Find and copy each line of the records where the string "piece" shows up.

==== Study material

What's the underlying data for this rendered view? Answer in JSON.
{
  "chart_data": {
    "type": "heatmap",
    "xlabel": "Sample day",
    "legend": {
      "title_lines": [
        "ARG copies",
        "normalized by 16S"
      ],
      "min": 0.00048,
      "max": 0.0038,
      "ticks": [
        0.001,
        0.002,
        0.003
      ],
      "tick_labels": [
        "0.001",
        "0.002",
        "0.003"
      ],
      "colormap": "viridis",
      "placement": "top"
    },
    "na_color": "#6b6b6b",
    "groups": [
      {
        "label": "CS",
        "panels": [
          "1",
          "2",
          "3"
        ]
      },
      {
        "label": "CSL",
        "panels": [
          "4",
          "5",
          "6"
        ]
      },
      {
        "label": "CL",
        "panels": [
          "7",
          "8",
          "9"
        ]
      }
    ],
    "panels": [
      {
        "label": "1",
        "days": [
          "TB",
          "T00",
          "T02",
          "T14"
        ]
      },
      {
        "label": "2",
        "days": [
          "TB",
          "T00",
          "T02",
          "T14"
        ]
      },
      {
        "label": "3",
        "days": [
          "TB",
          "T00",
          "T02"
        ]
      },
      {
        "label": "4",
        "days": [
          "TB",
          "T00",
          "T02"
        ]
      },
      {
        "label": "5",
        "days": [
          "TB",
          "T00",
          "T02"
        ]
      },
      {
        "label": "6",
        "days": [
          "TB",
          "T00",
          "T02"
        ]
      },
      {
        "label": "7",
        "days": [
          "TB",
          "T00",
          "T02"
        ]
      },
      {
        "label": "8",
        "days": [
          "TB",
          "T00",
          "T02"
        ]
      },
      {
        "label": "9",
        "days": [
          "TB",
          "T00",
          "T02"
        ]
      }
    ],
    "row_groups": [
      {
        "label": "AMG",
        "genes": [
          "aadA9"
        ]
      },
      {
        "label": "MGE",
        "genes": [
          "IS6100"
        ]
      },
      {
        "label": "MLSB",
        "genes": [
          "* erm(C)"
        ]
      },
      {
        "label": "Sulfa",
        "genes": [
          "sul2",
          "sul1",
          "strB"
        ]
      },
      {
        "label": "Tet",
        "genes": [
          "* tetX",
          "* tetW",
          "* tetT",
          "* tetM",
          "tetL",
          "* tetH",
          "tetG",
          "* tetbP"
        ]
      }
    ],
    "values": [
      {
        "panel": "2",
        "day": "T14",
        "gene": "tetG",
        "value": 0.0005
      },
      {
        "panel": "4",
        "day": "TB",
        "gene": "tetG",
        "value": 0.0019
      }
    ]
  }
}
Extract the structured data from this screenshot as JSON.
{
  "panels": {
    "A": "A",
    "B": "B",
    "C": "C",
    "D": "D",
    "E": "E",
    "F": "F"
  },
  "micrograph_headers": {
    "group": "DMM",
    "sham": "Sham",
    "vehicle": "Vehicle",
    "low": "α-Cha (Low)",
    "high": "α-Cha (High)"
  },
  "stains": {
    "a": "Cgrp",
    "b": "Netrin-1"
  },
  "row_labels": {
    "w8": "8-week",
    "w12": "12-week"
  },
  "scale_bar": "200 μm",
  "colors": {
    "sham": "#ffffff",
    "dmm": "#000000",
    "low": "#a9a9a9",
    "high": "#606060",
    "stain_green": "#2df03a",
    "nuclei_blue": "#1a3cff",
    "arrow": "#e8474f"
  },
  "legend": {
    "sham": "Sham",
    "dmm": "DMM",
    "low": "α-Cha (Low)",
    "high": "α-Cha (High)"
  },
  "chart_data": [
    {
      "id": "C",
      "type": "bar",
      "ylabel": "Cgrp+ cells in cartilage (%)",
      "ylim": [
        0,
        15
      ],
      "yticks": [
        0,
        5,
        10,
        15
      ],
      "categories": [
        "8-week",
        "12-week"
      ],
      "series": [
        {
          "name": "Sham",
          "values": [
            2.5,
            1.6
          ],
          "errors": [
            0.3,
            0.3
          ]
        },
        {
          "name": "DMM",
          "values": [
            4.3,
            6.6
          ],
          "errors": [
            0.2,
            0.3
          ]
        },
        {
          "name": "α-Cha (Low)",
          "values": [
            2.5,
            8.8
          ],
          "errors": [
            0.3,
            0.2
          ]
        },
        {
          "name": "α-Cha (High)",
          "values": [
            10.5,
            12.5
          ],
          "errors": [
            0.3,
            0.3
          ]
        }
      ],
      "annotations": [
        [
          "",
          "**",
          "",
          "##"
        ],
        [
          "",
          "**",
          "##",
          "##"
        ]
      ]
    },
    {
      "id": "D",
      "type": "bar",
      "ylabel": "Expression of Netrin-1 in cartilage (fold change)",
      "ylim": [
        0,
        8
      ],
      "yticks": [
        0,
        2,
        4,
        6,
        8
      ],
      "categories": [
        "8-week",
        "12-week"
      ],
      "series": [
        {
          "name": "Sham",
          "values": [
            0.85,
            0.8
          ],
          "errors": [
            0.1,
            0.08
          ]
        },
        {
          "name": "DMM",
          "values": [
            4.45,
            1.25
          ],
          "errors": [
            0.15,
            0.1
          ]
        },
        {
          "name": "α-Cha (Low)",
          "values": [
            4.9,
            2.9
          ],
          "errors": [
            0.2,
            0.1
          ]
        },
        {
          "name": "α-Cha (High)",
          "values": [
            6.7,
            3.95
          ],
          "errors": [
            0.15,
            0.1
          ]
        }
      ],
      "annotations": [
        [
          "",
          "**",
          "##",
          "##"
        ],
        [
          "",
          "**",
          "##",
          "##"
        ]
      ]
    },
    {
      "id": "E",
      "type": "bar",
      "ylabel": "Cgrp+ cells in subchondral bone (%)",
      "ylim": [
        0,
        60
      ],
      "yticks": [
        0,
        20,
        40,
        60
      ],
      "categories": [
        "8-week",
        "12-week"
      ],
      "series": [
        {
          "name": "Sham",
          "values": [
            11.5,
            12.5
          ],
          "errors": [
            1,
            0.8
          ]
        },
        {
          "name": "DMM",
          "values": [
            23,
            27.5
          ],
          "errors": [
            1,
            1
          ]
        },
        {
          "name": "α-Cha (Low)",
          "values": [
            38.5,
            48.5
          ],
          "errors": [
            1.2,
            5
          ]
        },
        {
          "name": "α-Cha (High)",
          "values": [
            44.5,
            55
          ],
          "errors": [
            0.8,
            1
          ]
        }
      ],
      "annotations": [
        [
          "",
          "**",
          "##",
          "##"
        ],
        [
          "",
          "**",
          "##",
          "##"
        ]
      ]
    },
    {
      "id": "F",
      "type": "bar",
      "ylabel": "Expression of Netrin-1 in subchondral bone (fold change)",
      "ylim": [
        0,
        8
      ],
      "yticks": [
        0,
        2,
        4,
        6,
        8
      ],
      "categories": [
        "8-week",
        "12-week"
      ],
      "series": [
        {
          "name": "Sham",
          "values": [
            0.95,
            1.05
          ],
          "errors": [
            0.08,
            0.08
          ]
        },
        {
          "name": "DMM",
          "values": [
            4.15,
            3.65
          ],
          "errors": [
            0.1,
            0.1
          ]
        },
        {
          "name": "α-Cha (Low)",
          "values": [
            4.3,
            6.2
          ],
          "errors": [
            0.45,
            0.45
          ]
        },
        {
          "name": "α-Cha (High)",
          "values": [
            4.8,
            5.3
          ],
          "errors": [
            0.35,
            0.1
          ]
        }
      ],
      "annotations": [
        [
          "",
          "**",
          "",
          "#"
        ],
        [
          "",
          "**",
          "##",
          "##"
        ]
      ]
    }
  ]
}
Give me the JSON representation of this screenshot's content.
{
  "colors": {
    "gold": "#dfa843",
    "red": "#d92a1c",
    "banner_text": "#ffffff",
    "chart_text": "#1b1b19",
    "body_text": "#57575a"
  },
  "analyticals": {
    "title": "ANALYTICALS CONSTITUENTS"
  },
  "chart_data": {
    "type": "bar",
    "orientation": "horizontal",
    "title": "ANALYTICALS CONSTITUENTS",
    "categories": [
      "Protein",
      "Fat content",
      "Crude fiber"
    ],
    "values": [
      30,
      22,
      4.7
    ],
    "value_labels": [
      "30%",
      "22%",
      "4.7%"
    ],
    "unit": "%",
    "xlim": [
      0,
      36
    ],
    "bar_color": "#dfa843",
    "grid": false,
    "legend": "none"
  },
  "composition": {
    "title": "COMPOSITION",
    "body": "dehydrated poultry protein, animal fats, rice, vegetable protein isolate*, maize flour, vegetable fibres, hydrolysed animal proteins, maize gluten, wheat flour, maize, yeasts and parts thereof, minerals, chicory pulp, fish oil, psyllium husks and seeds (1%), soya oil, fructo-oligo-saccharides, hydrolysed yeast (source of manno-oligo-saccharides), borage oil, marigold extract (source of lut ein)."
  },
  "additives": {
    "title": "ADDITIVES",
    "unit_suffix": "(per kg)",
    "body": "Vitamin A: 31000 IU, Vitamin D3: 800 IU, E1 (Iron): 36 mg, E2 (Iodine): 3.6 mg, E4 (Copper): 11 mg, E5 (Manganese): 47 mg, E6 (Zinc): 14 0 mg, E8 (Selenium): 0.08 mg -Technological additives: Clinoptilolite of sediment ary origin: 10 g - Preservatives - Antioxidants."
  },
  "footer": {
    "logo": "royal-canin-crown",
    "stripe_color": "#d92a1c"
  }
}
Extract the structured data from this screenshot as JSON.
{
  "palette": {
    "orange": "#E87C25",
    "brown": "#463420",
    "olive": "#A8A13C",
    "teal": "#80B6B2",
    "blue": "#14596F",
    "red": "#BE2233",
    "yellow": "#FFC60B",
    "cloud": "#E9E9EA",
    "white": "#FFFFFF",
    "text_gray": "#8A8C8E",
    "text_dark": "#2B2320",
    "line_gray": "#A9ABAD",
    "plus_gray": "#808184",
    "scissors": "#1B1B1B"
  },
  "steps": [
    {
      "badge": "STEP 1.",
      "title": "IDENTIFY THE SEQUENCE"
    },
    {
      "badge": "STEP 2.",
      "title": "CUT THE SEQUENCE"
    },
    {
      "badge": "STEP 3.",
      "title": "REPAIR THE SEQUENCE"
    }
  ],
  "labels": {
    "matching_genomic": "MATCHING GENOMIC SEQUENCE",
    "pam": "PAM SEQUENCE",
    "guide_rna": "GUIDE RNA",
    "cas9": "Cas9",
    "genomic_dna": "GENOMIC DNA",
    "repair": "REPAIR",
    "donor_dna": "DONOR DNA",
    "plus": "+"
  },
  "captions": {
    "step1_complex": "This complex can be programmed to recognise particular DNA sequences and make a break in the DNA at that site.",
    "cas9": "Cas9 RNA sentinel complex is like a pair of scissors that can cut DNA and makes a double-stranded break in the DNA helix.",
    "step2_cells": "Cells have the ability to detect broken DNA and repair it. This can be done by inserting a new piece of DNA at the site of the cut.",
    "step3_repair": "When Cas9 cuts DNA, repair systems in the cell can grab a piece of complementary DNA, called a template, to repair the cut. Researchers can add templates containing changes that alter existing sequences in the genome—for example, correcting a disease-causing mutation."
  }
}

========

Response:
    "step2_cells": "Cells have the ability to detect broken DNA and repair it. This can be done by inserting a new piece of DNA at the site of the cut.",
    "step3_repair": "When Cas9 cuts DNA, repair systems in the cell can grab a piece of complementary DNA, called a template, to repair the cut. Researchers can add templates containing changes that alter existing sequences in the genome—for example, correcting a disease-causing mutation."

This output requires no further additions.